-- Provided records start --

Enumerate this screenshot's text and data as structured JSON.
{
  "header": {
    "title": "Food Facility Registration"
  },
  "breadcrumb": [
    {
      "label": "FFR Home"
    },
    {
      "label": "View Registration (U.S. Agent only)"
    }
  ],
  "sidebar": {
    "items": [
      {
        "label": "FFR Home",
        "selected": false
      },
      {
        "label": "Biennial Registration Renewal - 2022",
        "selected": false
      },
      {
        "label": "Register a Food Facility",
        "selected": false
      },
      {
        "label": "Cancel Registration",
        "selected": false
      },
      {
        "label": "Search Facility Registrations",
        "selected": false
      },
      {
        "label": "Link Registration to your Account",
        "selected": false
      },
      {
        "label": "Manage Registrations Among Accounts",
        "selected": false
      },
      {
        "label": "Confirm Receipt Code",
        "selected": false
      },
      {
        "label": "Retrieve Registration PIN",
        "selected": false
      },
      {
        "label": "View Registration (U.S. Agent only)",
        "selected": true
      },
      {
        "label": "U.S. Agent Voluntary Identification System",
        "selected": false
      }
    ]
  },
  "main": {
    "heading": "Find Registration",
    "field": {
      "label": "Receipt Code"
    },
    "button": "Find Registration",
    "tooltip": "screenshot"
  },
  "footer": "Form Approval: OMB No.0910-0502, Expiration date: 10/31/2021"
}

-- Provided records end --

> _Aim_
From the data above, pick out each line containing "Agent" and copy it.

> _Correct result_
      "label": "View Registration (U.S. Agent only)"
        "label": "View Registration (U.S. Agent only)",
        "label": "U.S. Agent Voluntary Identification System",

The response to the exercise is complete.